• What is asked
Each line that holds the string "description" counts once; say how many such lines there are and add nothing.
[Start Stored data]
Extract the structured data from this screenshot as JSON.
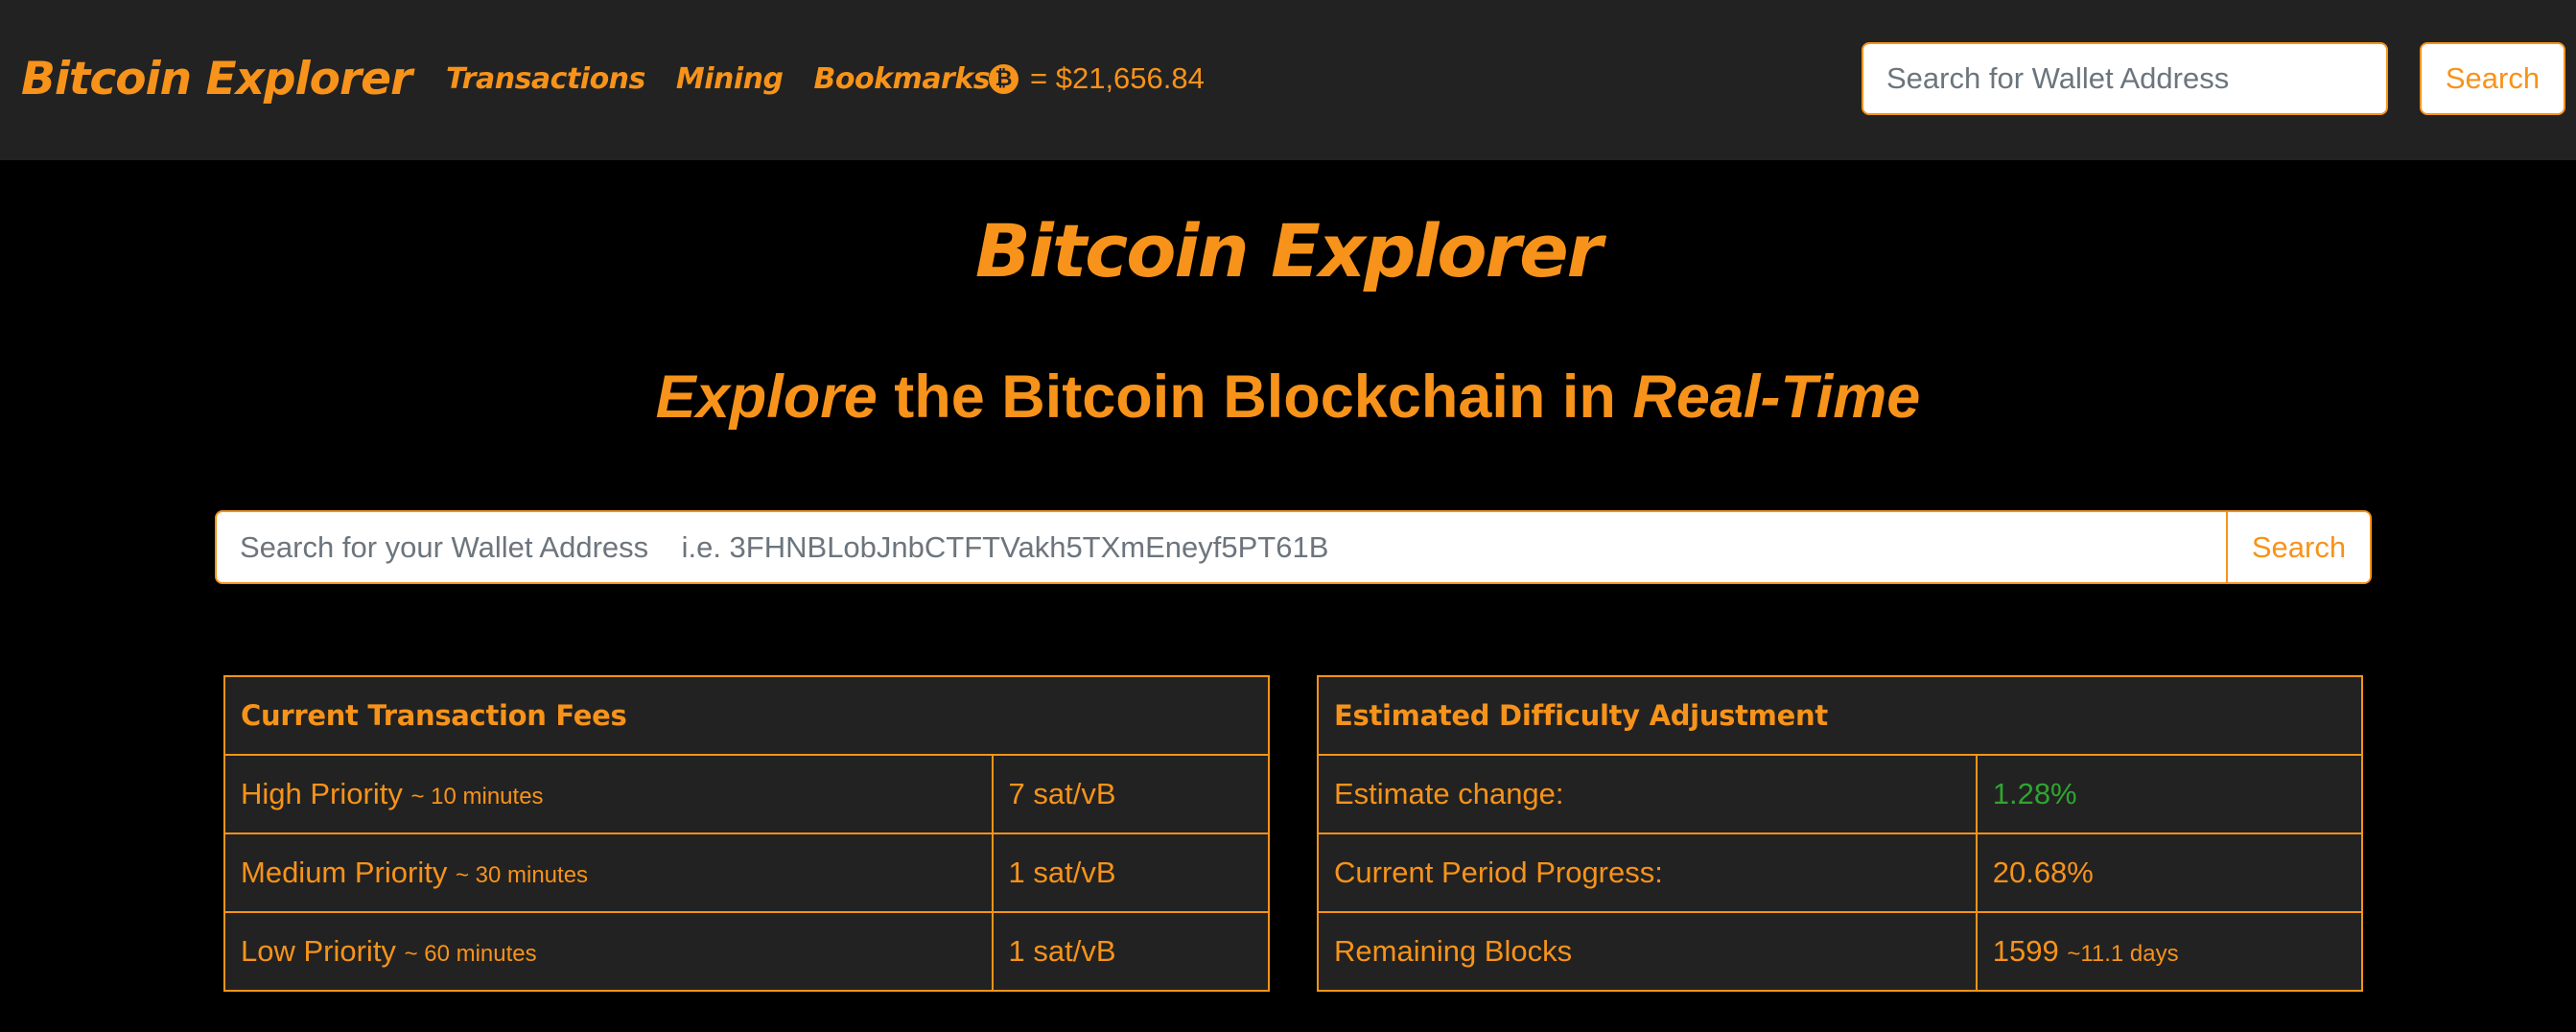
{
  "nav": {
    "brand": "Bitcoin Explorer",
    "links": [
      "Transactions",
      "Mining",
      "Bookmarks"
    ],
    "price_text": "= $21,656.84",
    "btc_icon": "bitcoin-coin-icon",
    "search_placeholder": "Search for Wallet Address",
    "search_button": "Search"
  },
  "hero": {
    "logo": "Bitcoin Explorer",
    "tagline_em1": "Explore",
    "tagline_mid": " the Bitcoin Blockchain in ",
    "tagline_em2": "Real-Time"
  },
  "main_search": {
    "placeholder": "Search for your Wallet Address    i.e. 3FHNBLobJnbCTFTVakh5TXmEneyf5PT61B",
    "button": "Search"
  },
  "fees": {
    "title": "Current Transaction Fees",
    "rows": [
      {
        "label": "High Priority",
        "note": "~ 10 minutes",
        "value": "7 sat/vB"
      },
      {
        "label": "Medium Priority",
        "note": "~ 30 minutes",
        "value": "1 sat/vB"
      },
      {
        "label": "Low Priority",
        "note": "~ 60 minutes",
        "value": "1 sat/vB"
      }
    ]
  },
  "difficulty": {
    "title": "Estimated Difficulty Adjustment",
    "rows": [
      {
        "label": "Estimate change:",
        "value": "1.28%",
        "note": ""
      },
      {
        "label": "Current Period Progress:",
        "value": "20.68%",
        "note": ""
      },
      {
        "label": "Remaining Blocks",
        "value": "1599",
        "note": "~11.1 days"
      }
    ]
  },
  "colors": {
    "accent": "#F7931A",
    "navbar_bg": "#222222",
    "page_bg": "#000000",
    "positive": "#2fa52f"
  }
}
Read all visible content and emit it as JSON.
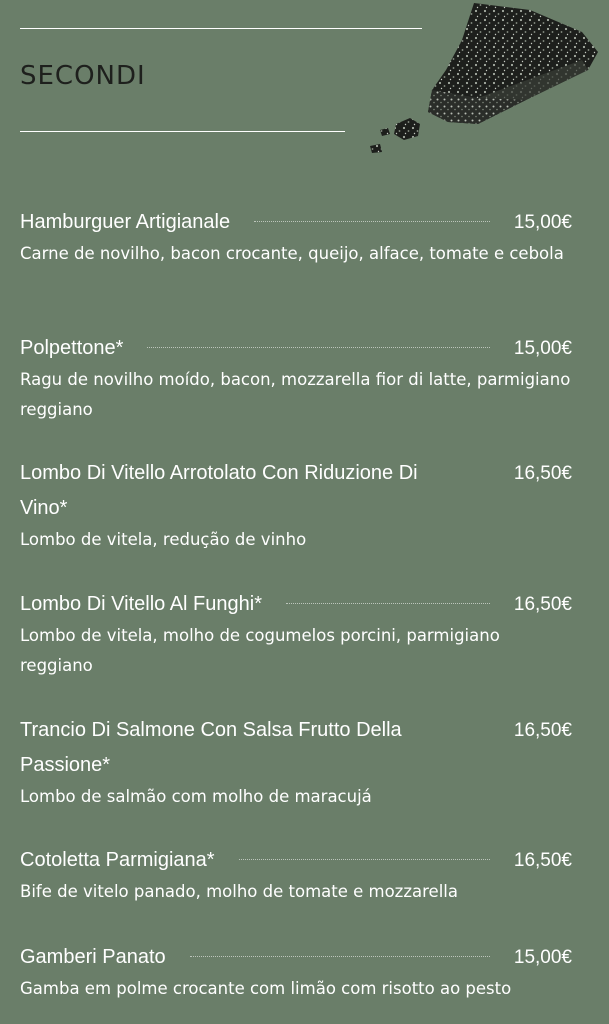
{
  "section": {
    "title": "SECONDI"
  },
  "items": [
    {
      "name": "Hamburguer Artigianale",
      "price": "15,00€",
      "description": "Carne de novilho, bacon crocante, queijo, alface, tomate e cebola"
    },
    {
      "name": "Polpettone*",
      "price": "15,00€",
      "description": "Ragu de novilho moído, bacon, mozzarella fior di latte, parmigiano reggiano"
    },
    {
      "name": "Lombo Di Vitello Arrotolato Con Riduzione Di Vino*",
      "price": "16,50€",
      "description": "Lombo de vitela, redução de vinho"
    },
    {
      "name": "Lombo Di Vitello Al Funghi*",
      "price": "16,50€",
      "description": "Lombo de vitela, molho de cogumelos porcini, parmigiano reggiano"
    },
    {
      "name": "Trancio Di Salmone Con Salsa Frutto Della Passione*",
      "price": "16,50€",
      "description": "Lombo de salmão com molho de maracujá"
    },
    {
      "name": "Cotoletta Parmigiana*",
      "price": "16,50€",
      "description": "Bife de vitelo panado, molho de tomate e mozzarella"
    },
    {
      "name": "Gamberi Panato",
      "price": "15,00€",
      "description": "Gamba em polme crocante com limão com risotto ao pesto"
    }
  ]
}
[End Stored data]
• Exercise result
7